**WRITTEN EXERCISE:** Across the entries below, how many lines contain the string "正定机场"? Give only the count.

**DATASET RECORDS:**
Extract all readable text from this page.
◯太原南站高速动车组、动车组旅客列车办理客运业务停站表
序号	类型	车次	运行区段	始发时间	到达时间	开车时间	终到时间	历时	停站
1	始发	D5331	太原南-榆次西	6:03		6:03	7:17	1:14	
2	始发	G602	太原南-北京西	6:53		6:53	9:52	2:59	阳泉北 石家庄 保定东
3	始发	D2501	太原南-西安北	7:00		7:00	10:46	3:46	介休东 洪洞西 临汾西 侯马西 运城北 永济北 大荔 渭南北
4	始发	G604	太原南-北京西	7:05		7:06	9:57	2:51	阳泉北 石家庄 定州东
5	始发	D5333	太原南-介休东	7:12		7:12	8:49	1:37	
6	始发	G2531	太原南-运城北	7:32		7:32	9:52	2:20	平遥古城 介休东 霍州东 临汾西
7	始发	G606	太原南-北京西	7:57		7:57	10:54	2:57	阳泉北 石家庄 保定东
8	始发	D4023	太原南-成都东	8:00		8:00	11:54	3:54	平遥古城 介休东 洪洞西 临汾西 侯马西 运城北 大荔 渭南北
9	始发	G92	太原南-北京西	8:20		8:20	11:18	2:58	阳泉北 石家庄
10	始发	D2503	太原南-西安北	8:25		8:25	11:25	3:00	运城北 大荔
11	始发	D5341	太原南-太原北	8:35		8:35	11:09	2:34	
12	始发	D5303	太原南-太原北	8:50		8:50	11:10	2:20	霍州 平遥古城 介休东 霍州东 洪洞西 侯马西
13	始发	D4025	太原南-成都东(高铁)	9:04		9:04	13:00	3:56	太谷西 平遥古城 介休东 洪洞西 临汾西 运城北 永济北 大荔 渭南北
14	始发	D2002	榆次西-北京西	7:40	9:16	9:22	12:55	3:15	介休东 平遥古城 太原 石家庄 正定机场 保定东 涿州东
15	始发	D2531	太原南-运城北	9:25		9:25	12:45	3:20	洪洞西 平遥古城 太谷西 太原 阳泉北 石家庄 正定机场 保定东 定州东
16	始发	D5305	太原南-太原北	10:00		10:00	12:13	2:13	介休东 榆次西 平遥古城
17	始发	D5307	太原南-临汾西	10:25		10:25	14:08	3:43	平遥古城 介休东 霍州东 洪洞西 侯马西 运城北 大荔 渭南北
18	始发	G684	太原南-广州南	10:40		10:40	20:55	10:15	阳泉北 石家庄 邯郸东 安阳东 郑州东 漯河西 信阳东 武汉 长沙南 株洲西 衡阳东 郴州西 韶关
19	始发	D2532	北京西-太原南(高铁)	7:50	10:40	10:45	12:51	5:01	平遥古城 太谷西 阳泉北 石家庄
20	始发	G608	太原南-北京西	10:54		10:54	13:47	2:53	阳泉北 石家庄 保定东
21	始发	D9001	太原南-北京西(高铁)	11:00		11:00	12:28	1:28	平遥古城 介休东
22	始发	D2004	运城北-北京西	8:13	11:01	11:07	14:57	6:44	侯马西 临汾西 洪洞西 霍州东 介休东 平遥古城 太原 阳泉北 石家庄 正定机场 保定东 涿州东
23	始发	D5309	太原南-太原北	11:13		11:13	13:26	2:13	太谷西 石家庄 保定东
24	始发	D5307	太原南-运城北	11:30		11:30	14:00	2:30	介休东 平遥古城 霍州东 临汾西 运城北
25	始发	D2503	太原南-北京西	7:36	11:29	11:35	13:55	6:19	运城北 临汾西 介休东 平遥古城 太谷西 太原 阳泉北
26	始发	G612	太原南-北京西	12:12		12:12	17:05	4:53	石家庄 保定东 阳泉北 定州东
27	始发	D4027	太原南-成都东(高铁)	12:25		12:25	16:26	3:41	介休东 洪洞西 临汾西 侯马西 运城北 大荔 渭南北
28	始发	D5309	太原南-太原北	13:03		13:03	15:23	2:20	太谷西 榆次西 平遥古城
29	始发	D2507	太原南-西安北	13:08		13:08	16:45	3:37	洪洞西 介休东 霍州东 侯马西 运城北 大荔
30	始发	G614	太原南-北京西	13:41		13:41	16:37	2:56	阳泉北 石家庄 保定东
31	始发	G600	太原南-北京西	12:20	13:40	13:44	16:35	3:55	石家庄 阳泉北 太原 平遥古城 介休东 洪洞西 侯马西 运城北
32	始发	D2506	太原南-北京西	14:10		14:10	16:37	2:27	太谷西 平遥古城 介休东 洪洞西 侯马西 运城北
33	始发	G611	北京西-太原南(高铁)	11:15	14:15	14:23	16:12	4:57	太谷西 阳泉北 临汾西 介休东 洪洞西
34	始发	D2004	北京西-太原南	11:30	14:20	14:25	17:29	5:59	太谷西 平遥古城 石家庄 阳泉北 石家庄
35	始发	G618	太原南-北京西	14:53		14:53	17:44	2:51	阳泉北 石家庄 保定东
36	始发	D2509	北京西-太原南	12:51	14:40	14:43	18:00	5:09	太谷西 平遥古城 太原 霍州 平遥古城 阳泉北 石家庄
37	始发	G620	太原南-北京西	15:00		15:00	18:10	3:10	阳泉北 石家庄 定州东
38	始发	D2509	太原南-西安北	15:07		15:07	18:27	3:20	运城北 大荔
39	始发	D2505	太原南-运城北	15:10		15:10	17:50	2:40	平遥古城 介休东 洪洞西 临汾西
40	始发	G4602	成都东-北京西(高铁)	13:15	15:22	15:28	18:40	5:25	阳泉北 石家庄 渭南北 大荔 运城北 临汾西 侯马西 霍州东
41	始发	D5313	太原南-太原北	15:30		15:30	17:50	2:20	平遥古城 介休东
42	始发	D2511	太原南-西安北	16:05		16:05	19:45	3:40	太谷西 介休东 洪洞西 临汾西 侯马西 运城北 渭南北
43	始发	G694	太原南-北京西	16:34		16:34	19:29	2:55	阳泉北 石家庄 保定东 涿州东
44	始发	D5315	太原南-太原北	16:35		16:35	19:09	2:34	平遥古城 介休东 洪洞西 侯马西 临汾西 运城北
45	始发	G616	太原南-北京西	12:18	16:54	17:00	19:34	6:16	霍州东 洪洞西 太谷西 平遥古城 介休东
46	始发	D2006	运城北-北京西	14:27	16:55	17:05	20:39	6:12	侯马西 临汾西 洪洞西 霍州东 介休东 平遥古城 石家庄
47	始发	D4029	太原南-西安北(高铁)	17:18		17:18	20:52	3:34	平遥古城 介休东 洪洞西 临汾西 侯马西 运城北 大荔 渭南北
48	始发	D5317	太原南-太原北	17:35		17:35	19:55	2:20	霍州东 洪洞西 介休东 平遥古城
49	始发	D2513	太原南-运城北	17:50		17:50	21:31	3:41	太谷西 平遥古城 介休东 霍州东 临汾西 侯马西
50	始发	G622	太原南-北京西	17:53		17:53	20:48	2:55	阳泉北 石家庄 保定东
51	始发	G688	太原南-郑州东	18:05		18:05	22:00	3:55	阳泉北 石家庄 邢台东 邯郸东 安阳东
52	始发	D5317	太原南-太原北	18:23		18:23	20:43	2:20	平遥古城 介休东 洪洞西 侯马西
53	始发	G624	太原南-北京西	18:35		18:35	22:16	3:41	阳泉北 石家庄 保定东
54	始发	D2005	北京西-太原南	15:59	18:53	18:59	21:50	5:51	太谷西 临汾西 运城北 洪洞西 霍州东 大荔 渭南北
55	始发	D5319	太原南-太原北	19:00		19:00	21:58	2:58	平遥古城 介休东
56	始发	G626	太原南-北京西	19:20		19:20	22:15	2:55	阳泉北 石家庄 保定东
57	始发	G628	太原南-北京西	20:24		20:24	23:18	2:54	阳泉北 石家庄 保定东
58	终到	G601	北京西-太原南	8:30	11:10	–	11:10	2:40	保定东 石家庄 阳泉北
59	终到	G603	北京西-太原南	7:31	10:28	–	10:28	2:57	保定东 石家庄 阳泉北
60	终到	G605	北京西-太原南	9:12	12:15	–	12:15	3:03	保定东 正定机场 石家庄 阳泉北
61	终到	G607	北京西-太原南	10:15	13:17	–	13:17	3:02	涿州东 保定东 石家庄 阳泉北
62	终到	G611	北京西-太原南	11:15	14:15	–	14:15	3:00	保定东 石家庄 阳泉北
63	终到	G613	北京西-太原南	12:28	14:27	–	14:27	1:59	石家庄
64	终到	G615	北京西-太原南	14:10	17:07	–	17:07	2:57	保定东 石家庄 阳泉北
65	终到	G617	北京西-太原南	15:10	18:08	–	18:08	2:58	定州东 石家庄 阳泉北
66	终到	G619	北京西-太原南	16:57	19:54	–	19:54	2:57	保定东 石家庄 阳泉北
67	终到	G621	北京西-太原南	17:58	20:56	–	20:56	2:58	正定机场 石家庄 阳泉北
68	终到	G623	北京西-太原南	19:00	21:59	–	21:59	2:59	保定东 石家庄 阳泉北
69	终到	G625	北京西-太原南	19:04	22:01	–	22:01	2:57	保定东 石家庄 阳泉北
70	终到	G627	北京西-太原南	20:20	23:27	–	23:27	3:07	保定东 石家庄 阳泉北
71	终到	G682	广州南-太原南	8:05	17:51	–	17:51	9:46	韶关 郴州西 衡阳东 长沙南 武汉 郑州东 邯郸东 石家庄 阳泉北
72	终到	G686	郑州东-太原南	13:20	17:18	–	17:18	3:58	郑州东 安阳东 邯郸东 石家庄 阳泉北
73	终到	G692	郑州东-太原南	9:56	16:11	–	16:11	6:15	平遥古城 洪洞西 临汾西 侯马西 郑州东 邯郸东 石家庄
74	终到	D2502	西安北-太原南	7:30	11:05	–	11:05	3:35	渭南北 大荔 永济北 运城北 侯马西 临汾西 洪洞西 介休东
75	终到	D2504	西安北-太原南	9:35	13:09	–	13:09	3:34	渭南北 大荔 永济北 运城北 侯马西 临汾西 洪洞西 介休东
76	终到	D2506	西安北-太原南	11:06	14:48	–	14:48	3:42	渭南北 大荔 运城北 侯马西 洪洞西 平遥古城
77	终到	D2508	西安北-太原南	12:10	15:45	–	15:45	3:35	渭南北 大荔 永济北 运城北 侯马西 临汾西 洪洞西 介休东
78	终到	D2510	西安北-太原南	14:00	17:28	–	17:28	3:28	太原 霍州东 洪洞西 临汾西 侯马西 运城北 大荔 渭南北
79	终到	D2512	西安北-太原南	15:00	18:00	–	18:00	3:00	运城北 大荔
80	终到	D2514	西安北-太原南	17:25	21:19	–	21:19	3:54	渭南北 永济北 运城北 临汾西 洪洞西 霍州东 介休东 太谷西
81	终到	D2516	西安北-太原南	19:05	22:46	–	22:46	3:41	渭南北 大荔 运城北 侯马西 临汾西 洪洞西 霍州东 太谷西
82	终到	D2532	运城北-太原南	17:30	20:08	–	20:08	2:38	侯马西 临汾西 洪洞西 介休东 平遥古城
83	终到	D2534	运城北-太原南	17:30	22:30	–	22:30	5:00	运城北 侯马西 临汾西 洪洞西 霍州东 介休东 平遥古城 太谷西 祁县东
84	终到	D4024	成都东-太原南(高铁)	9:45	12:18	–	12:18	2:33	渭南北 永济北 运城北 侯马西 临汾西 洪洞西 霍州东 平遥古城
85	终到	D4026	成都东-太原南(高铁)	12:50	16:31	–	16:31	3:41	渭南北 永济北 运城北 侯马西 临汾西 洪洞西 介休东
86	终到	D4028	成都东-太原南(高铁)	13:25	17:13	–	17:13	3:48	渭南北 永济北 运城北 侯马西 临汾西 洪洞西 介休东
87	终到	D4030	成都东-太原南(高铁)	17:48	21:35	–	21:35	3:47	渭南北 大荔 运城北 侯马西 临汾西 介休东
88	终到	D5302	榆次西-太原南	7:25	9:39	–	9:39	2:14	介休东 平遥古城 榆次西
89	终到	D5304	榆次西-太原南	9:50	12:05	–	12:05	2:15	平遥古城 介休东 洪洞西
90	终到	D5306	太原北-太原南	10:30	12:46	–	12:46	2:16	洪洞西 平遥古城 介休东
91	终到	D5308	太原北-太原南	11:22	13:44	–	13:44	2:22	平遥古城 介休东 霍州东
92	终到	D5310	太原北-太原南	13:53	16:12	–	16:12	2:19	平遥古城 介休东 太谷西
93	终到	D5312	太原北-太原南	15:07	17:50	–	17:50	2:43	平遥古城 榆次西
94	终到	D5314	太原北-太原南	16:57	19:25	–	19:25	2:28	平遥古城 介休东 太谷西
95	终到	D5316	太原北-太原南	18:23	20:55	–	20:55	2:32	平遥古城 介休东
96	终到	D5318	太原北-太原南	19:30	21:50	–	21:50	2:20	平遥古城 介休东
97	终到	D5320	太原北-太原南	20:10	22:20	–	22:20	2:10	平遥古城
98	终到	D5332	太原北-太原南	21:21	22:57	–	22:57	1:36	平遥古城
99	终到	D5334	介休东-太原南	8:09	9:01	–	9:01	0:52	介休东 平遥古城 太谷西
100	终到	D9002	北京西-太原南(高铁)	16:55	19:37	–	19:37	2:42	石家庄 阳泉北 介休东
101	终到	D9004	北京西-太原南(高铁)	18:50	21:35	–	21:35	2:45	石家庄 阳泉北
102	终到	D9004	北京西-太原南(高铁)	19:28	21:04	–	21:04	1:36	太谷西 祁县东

**EXERCISE SOLUTION:** 5